» EXERCISE
Extract the full listing below without altering a single character.
((
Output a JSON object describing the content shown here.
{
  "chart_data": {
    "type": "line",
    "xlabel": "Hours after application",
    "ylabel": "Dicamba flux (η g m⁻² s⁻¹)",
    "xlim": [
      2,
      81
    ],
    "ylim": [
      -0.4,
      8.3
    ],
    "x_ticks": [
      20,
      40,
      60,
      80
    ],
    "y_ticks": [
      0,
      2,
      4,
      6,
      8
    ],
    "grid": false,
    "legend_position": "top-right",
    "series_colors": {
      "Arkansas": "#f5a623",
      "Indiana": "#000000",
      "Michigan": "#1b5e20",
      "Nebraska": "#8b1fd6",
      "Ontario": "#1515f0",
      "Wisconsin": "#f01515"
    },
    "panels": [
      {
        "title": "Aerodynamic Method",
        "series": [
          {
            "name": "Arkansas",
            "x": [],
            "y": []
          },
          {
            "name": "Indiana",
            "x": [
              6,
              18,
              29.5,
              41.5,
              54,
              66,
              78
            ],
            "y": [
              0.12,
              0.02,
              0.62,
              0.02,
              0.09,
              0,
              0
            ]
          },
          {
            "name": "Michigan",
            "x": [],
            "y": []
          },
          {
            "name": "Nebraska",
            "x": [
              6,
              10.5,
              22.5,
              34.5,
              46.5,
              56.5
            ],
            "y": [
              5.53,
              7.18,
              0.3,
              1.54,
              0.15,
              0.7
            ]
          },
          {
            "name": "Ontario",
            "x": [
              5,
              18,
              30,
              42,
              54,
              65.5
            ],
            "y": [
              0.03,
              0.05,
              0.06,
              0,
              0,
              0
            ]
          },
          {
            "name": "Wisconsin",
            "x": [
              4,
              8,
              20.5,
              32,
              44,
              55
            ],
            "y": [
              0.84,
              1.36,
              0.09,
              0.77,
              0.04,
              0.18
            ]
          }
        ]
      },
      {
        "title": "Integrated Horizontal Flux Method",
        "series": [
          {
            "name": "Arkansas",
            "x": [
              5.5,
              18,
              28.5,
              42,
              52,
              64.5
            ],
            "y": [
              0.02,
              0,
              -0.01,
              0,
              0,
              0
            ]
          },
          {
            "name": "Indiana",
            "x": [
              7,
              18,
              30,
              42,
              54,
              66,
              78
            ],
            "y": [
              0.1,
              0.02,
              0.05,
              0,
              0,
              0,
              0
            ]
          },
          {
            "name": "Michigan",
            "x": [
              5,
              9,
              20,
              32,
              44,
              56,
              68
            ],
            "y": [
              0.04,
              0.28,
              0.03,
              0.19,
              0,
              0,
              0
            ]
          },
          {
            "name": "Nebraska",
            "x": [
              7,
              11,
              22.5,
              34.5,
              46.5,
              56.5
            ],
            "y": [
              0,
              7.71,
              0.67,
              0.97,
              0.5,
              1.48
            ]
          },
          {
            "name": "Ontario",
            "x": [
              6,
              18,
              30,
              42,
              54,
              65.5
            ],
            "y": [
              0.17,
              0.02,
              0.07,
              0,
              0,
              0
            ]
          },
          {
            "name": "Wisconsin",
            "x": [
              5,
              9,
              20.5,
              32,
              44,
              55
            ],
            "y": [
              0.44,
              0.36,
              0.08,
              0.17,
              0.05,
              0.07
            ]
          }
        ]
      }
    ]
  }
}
))
» PROBLEM SOLUTION
Output a JSON object describing the content shown here.
{
  "chart_data": {
    "type": "line",
    "xlabel": "Hours after application",
    "ylabel": "Dicamba flux (η g m⁻² s⁻¹)",
    "xlim": [
      2,
      81
    ],
    "ylim": [
      -0.4,
      8.3
    ],
    "x_ticks": [
      20,
      40,
      60,
      80
    ],
    "y_ticks": [
      0,
      2,
      4,
      6,
      8
    ],
    "grid": false,
    "legend_position": "top-right",
    "series_colors": {
      "Arkansas": "#f5a623",
      "Indiana": "#000000",
      "Michigan": "#1b5e20",
      "Nebraska": "#8b1fd6",
      "Ontario": "#1515f0",
      "Wisconsin": "#f01515"
    },
    "panels": [
      {
        "title": "Aerodynamic Method",
        "series": [
          {
            "name": "Arkansas",
            "x": [],
            "y": []
          },
          {
            "name": "Indiana",
            "x": [
              6,
              18,
              29.5,
              41.5,
              54,
              66,
              78
            ],
            "y": [
              0.12,
              0.02,
              0.62,
              0.02,
              0.09,
              0,
              0
            ]
          },
          {
            "name": "Michigan",
            "x": [],
            "y": []
          },
          {
            "name": "Nebraska",
            "x": [
              6,
              10.5,
              22.5,
              34.5,
              46.5,
              56.5
            ],
            "y": [
              5.53,
              7.18,
              0.3,
              1.54,
              0.15,
              0.7
            ]
          },
          {
            "name": "Ontario",
            "x": [
              5,
              18,
              30,
              42,
              54,
              65.5
            ],
            "y": [
              0.03,
              0.05,
              0.06,
              0,
              0,
              0
            ]
          },
          {
            "name": "Wisconsin",
            "x": [
              4,
              8,
              20.5,
              32,
              44,
              55
            ],
            "y": [
              0.84,
              1.36,
              0.09,
              0.77,
              0.04,
              0.18
            ]
          }
        ]
      },
      {
        "title": "Integrated Horizontal Flux Method",
        "series": [
          {
            "name": "Arkansas",
            "x": [
              5.5,
              18,
              28.5,
              42,
              52,
              64.5
            ],
            "y": [
              0.02,
              0,
              -0.01,
              0,
              0,
              0
            ]
          },
          {
            "name": "Indiana",
            "x": [
              7,
              18,
              30,
              42,
              54,
              66,
              78
            ],
            "y": [
              0.1,
              0.02,
              0.05,
              0,
              0,
              0,
              0
            ]
          },
          {
            "name": "Michigan",
            "x": [
              5,
              9,
              20,
              32,
              44,
              56,
              68
            ],
            "y": [
              0.04,
              0.28,
              0.03,
              0.19,
              0,
              0,
              0
            ]
          },
          {
            "name": "Nebraska",
            "x": [
              7,
              11,
              22.5,
              34.5,
              46.5,
              56.5
            ],
            "y": [
              0,
              7.71,
              0.67,
              0.97,
              0.5,
              1.48
            ]
          },
          {
            "name": "Ontario",
            "x": [
              6,
              18,
              30,
              42,
              54,
              65.5
            ],
            "y": [
              0.17,
              0.02,
              0.07,
              0,
              0,
              0
            ]
          },
          {
            "name": "Wisconsin",
            "x": [
              5,
              9,
              20.5,
              32,
              44,
              55
            ],
            "y": [
              0.44,
              0.36,
              0.08,
              0.17,
              0.05,
              0.07
            ]
          }
        ]
      }
    ]
  }
}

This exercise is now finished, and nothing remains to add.